◆ Problem statement ◆
Look below and pull out each line with the word "text".

◆ Material provided ◆
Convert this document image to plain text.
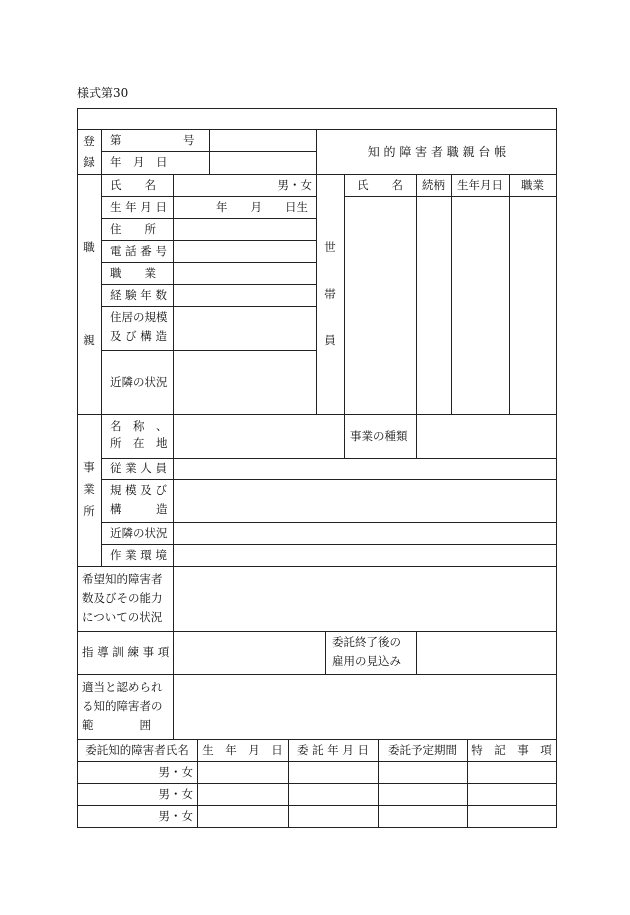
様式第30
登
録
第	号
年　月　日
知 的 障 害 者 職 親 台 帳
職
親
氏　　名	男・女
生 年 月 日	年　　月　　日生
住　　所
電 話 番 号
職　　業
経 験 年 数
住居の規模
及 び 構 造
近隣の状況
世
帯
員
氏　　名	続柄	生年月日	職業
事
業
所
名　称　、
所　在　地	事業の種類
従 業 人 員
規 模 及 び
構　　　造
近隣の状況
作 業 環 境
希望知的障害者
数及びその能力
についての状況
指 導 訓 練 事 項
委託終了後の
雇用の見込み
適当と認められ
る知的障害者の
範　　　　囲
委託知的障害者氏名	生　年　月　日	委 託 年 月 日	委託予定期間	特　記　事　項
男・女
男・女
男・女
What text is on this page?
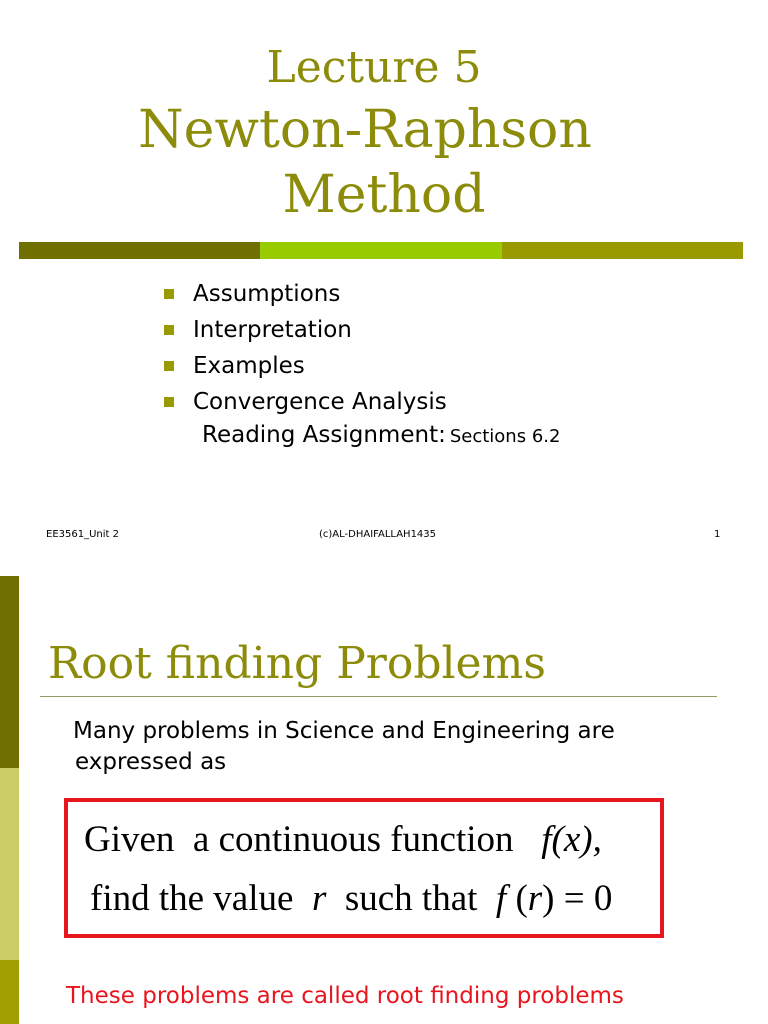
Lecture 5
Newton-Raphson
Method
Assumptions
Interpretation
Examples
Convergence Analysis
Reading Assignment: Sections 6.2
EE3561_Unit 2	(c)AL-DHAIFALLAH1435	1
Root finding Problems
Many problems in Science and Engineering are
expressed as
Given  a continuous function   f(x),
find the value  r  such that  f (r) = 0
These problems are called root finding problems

◆ Exercise output ◆
Convert this document image to plain text.
What text is on this page?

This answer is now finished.